_WRITTEN REQUEST_: Repeat every record below exactly, leaving out the pictures.

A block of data
-.-.-

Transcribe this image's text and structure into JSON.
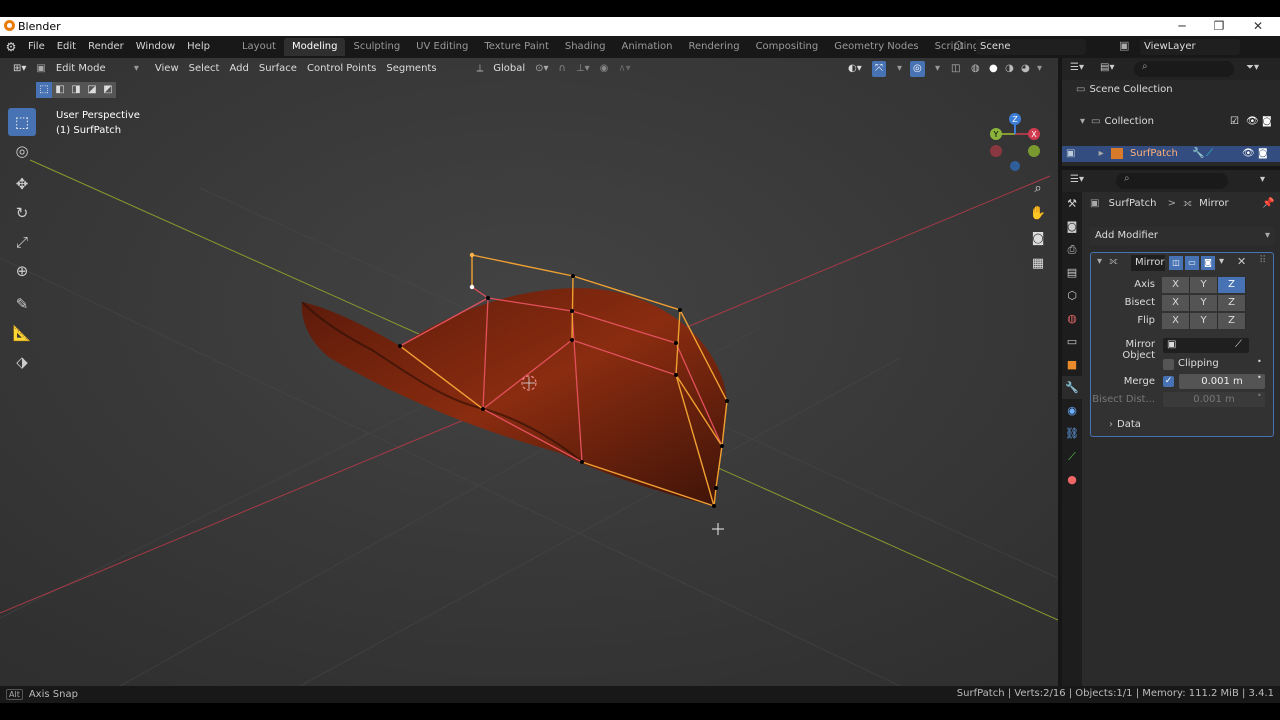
{
  "window": {
    "title": "Blender",
    "min": "─",
    "max": "❐",
    "close": "✕"
  },
  "menubar": {
    "menus": [
      "File",
      "Edit",
      "Render",
      "Window",
      "Help"
    ],
    "workspaces": [
      "Layout",
      "Modeling",
      "Sculpting",
      "UV Editing",
      "Texture Paint",
      "Shading",
      "Animation",
      "Rendering",
      "Compositing",
      "Geometry Nodes",
      "Scripting"
    ],
    "active_workspace": "Modeling",
    "add_workspace": "+",
    "scene": "Scene",
    "view_layer": "ViewLayer"
  },
  "viewport_header": {
    "mode": "Edit Mode",
    "menus": [
      "View",
      "Select",
      "Add",
      "Surface",
      "Control Points",
      "Segments"
    ],
    "transform_orientation": "Global"
  },
  "viewport": {
    "perspective": "User Perspective",
    "object_label": "(1) SurfPatch",
    "gizmo": {
      "x": "X",
      "y": "Y",
      "z": "Z"
    }
  },
  "outliner": {
    "scene_collection": "Scene Collection",
    "collection": "Collection",
    "object": "SurfPatch"
  },
  "properties": {
    "breadcrumb_object": "SurfPatch",
    "breadcrumb_sep": ">",
    "breadcrumb_modifier": "Mirror",
    "add_modifier": "Add Modifier",
    "modifier": {
      "name": "Mirror",
      "axis_label": "Axis",
      "bisect_label": "Bisect",
      "flip_label": "Flip",
      "axis_letters": [
        "X",
        "Y",
        "Z"
      ],
      "mirror_object_label": "Mirror Object",
      "clipping_label": "Clipping",
      "merge_label": "Merge",
      "merge_value": "0.001 m",
      "bisect_distance_label": "Bisect Dist...",
      "bisect_distance_value": "0.001 m",
      "data_label": "Data",
      "axis_enabled": [
        false,
        false,
        true
      ]
    }
  },
  "statusbar": {
    "key": "Alt",
    "hint": "Axis Snap",
    "stats": "SurfPatch | Verts:2/16 | Objects:1/1 | Memory: 111.2 MiB | 3.4.1"
  },
  "colors": {
    "accent": "#4772b3",
    "x_axis": "#a73a48",
    "y_axis": "#8a9a2e",
    "wire": "#f0a030",
    "wire_inner": "#e2505c",
    "surface": "#8a2c10"
  }
}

-.-.-

_TASK SOLUTION_:
Transcribe this image's text and structure into JSON.
{
  "window": {
    "title": "Blender",
    "min": "─",
    "max": "❐",
    "close": "✕"
  },
  "menubar": {
    "menus": [
      "File",
      "Edit",
      "Render",
      "Window",
      "Help"
    ],
    "workspaces": [
      "Layout",
      "Modeling",
      "Sculpting",
      "UV Editing",
      "Texture Paint",
      "Shading",
      "Animation",
      "Rendering",
      "Compositing",
      "Geometry Nodes",
      "Scripting"
    ],
    "active_workspace": "Modeling",
    "add_workspace": "+",
    "scene": "Scene",
    "view_layer": "ViewLayer"
  },
  "viewport_header": {
    "mode": "Edit Mode",
    "menus": [
      "View",
      "Select",
      "Add",
      "Surface",
      "Control Points",
      "Segments"
    ],
    "transform_orientation": "Global"
  },
  "viewport": {
    "perspective": "User Perspective",
    "object_label": "(1) SurfPatch",
    "gizmo": {
      "x": "X",
      "y": "Y",
      "z": "Z"
    }
  },
  "outliner": {
    "scene_collection": "Scene Collection",
    "collection": "Collection",
    "object": "SurfPatch"
  },
  "properties": {
    "breadcrumb_object": "SurfPatch",
    "breadcrumb_sep": ">",
    "breadcrumb_modifier": "Mirror",
    "add_modifier": "Add Modifier",
    "modifier": {
      "name": "Mirror",
      "axis_label": "Axis",
      "bisect_label": "Bisect",
      "flip_label": "Flip",
      "axis_letters": [
        "X",
        "Y",
        "Z"
      ],
      "mirror_object_label": "Mirror Object",
      "clipping_label": "Clipping",
      "merge_label": "Merge",
      "merge_value": "0.001 m",
      "bisect_distance_label": "Bisect Dist...",
      "bisect_distance_value": "0.001 m",
      "data_label": "Data",
      "axis_enabled": [
        false,
        false,
        true
      ]
    }
  },
  "statusbar": {
    "key": "Alt",
    "hint": "Axis Snap",
    "stats": "SurfPatch | Verts:2/16 | Objects:1/1 | Memory: 111.2 MiB | 3.4.1"
  },
  "colors": {
    "accent": "#4772b3",
    "x_axis": "#a73a48",
    "y_axis": "#8a9a2e",
    "wire": "#f0a030",
    "wire_inner": "#e2505c",
    "surface": "#8a2c10"
  }
}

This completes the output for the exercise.